WRITTEN INSTRUCTION: Pull out all lines from the listing below in which the word "screenshot" appears.

— start RECORDS TO PROCESS —

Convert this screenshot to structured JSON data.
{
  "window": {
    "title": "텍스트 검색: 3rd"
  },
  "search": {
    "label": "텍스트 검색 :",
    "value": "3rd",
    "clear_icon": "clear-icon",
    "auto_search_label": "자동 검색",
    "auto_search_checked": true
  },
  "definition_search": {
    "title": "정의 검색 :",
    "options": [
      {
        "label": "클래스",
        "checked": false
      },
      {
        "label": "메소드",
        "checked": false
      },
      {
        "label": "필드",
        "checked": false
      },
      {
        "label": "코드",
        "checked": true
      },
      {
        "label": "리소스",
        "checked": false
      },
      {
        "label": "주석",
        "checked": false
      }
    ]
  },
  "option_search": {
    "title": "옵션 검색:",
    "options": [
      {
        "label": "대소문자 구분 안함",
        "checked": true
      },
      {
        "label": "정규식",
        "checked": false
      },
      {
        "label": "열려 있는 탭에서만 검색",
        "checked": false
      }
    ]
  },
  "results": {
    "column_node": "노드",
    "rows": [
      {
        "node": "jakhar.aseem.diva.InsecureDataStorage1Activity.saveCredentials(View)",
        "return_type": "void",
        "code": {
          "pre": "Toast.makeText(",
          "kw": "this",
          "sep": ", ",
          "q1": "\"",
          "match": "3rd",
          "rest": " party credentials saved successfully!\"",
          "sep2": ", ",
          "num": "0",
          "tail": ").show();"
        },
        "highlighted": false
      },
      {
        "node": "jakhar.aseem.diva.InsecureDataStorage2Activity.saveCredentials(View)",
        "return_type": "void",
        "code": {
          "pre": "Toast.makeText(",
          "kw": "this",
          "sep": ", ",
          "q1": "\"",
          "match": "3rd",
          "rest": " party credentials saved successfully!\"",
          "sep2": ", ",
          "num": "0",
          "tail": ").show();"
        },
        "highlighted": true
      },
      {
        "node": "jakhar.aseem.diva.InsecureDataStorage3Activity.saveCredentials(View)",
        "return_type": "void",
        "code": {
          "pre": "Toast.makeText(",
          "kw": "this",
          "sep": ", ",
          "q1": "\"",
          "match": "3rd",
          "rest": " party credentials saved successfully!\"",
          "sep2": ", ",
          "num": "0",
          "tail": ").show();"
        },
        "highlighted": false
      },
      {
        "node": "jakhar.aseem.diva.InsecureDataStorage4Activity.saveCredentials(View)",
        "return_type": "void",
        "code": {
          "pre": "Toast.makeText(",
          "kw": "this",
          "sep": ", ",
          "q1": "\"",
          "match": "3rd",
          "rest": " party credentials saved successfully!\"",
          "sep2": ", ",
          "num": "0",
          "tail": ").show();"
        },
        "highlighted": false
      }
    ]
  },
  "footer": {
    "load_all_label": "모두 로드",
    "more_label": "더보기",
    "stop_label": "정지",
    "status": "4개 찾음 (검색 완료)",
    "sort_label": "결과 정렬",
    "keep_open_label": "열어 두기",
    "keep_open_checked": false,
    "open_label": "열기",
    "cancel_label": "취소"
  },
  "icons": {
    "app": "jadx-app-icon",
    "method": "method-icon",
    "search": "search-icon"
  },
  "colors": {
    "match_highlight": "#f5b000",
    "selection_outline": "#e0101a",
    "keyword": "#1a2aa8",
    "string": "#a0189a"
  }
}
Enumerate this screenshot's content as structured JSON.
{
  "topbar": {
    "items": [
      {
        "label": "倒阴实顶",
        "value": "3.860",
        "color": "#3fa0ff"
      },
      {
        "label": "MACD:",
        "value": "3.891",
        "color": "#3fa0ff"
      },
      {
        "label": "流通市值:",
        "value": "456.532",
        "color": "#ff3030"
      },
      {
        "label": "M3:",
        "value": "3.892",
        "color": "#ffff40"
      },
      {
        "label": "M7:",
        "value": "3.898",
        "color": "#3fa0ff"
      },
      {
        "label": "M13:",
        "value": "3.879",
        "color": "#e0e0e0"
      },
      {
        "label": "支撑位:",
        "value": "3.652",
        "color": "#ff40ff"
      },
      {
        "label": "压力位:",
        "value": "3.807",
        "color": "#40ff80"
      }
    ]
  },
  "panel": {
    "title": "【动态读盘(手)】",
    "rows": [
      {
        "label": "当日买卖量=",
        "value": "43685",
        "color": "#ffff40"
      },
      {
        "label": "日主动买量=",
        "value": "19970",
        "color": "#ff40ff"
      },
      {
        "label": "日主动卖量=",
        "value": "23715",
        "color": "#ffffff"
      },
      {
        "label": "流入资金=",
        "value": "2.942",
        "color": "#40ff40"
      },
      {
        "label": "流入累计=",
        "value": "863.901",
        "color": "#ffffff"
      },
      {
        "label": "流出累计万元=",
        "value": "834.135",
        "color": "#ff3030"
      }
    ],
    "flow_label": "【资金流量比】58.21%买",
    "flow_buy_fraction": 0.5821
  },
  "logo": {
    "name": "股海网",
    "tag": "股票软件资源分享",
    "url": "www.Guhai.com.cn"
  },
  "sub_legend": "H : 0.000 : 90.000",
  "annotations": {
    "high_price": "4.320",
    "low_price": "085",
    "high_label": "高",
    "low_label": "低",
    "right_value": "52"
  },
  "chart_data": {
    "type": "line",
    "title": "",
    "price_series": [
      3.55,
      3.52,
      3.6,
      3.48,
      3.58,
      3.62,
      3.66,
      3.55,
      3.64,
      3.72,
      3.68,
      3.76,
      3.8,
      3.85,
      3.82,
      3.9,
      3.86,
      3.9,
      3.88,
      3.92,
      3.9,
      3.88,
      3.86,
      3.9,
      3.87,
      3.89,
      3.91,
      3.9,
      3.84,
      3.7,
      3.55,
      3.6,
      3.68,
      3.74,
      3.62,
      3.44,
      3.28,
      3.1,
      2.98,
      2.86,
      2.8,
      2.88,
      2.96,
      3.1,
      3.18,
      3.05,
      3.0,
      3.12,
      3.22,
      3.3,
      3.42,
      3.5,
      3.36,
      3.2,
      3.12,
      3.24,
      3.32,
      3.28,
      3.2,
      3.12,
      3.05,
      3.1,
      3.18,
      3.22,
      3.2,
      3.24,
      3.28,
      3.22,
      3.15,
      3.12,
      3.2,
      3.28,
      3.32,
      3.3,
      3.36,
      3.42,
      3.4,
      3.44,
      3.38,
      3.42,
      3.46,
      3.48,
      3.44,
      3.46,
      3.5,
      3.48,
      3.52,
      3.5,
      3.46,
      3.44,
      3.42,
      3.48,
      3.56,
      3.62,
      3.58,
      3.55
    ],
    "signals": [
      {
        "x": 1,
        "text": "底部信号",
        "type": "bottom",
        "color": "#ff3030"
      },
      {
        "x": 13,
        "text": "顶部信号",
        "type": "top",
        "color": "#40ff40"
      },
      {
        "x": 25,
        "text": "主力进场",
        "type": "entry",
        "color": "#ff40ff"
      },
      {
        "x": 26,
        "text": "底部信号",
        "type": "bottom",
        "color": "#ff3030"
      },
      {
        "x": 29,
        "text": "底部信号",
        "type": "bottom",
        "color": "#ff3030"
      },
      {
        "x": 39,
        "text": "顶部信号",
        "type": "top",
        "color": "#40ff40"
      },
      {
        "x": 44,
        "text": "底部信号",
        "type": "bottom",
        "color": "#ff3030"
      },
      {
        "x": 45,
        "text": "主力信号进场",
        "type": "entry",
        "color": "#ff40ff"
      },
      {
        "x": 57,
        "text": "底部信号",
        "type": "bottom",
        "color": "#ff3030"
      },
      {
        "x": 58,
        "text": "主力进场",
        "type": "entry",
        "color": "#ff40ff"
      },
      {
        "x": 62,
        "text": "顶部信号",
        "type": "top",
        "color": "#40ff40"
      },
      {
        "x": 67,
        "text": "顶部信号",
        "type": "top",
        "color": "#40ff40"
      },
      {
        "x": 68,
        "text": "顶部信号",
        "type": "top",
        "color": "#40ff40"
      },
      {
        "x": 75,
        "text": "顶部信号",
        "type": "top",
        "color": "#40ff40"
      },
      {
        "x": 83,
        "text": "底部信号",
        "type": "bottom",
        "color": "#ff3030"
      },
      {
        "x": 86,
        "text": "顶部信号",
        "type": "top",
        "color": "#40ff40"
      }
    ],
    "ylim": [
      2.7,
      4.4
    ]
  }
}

— end RECORDS TO PROCESS —

REPLY TO THE TASK:
Convert this screenshot to structured JSON data.
Enumerate this screenshot's content as structured JSON.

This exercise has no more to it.